Records excerpted from a collection
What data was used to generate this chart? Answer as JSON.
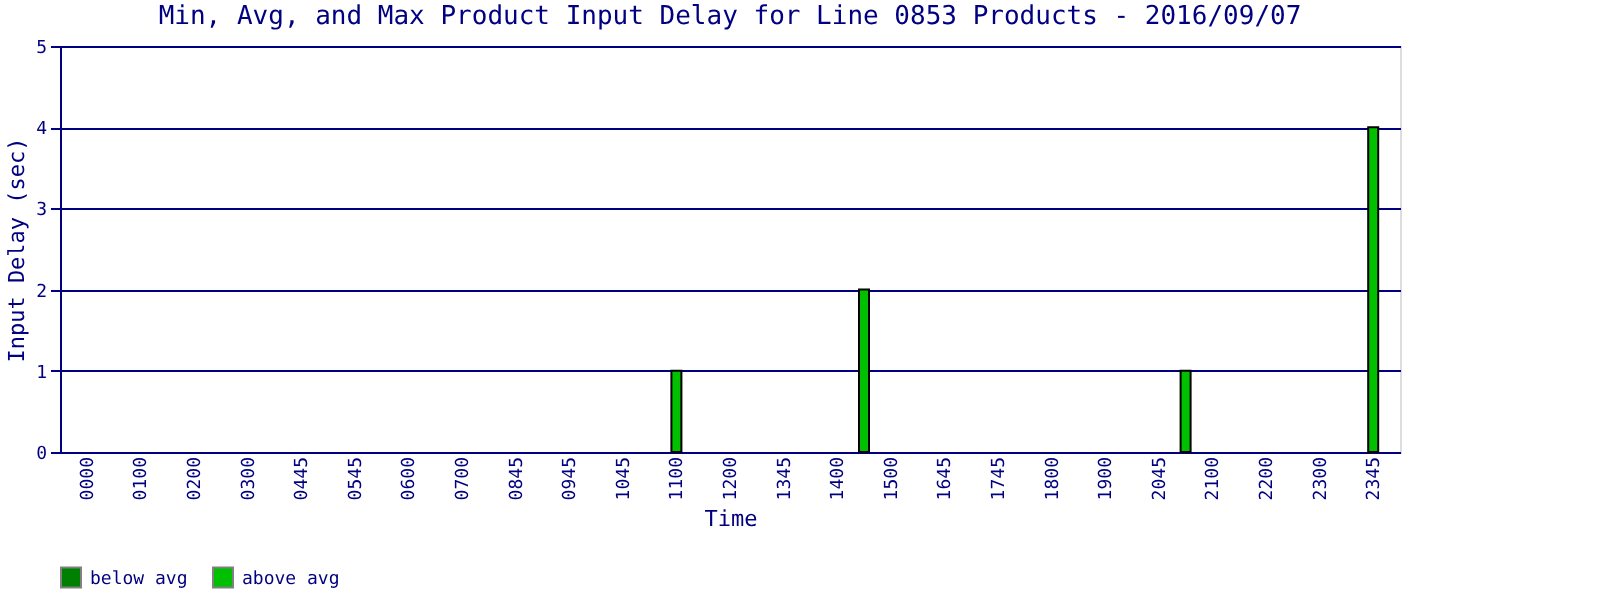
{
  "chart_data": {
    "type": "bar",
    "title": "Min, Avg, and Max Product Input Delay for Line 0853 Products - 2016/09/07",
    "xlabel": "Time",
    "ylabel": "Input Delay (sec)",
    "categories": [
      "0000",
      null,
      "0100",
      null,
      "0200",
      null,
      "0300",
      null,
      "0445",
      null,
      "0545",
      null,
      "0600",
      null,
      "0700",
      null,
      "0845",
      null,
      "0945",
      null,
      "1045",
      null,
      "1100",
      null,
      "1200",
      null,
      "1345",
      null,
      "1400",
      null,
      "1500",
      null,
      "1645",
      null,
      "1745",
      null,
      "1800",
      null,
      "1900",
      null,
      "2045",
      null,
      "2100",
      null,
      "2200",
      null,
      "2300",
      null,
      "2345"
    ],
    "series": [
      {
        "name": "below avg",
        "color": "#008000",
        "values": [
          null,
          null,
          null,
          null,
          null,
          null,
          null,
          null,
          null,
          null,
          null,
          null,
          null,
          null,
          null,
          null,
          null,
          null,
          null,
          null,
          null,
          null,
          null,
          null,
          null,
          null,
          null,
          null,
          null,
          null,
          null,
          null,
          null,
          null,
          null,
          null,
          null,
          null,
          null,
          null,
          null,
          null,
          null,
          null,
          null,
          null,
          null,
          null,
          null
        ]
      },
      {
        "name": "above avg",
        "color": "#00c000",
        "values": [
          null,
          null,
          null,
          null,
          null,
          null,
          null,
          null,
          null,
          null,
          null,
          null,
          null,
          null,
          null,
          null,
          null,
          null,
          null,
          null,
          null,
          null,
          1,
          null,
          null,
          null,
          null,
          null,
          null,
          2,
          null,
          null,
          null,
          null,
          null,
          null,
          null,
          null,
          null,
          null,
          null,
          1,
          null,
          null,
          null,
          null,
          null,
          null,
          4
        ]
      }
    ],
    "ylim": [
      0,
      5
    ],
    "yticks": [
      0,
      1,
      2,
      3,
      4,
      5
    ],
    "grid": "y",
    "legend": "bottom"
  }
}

* * *

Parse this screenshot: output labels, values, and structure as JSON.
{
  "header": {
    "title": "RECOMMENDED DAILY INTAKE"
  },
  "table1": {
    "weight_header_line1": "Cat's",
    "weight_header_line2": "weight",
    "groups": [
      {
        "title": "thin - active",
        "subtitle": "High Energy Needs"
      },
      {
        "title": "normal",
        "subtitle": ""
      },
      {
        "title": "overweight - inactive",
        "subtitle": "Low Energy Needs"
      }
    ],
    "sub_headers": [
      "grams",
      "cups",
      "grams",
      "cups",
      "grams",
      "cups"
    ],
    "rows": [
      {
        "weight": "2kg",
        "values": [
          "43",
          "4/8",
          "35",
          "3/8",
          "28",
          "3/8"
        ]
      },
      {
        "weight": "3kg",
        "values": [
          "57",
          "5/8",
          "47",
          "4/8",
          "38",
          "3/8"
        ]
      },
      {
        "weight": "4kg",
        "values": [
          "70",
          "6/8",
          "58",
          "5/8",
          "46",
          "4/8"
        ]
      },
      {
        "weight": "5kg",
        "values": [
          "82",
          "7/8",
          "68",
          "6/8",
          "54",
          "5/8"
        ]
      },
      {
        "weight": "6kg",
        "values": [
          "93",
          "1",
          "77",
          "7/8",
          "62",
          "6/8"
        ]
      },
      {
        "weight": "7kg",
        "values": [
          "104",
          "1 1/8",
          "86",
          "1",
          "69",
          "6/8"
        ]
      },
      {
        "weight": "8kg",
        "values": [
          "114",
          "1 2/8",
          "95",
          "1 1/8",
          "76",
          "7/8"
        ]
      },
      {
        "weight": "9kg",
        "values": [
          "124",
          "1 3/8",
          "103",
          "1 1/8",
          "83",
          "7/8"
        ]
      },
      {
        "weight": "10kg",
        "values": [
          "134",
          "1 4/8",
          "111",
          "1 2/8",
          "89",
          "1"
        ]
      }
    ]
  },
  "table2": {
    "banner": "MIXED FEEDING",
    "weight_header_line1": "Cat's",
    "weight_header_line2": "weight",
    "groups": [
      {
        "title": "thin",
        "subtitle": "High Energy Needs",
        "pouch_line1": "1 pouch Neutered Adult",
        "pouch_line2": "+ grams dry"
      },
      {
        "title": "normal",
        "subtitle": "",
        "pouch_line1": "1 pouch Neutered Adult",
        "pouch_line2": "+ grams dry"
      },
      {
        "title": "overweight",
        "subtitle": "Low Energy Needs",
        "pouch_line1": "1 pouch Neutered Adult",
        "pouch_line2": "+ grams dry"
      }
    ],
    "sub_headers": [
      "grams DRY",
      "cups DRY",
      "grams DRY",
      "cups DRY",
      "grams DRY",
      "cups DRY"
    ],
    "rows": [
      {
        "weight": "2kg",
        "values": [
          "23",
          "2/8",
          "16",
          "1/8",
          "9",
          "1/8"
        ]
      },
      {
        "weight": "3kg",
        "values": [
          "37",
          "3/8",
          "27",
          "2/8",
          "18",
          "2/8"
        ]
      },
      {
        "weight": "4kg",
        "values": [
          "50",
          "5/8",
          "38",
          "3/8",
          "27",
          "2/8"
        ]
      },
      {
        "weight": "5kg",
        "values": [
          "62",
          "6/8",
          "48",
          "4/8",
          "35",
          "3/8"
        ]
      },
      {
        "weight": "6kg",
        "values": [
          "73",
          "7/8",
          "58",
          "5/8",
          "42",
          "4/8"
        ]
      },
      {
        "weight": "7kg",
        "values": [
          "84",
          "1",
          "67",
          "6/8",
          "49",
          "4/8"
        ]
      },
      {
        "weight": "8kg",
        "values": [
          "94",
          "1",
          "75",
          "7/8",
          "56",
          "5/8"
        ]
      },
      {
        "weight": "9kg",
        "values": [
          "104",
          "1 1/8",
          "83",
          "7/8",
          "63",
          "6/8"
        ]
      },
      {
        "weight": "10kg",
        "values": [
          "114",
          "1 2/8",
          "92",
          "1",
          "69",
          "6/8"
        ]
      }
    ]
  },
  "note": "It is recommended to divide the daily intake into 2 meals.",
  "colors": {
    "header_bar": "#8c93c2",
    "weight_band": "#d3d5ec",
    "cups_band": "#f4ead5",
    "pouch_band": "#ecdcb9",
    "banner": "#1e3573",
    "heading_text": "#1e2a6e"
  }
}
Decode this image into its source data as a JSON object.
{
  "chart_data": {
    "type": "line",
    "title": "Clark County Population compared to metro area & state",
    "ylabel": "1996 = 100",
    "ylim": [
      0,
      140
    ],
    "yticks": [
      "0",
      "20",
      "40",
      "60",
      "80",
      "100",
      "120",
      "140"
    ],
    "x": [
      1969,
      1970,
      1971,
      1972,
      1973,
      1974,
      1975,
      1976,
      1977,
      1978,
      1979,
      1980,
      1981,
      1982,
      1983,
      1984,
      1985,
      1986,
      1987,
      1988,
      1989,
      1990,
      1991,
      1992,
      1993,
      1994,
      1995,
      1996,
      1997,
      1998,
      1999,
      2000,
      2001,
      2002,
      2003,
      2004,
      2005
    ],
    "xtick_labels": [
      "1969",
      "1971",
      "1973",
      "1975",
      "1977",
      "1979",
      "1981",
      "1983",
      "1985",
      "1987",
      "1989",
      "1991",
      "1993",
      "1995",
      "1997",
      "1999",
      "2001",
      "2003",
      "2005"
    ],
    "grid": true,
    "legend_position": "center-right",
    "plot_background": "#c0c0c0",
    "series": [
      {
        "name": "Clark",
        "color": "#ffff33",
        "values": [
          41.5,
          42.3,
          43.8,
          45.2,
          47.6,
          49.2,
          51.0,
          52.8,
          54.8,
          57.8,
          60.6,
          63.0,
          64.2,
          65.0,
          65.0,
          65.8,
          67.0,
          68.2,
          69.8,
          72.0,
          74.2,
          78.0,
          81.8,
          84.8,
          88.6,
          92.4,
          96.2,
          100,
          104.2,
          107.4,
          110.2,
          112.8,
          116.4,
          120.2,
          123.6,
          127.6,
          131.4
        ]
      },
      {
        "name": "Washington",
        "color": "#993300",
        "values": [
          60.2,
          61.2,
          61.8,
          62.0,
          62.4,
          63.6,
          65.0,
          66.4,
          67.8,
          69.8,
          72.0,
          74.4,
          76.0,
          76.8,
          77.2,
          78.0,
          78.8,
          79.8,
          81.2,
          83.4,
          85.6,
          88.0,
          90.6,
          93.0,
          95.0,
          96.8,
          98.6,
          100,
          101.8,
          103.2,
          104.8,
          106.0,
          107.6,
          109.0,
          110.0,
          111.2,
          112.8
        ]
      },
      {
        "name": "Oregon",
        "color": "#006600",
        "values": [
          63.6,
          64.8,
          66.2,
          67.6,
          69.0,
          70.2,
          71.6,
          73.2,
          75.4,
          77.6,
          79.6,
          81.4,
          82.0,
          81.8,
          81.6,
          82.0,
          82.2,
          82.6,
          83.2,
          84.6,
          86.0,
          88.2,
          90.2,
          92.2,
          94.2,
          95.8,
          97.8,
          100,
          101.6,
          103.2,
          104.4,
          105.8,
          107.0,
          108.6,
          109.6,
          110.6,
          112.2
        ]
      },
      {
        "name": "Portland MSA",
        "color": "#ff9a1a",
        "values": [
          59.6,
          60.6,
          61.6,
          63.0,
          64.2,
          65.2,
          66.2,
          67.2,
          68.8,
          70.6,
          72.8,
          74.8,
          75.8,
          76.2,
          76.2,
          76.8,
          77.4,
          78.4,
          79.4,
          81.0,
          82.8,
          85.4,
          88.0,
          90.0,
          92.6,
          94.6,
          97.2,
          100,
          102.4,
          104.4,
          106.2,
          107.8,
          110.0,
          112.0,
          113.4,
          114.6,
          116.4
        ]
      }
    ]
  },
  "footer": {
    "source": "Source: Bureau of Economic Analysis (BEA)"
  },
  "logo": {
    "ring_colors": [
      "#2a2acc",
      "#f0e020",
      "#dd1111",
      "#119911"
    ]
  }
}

== TASK OBJECTIVE ==
From the data, collect all lines where the string "into" appears.

== TASK RESPONSE ==
  "note": "It is recommended to divide the daily intake into 2 meals.",
Decode this image into its source data as a JSON object.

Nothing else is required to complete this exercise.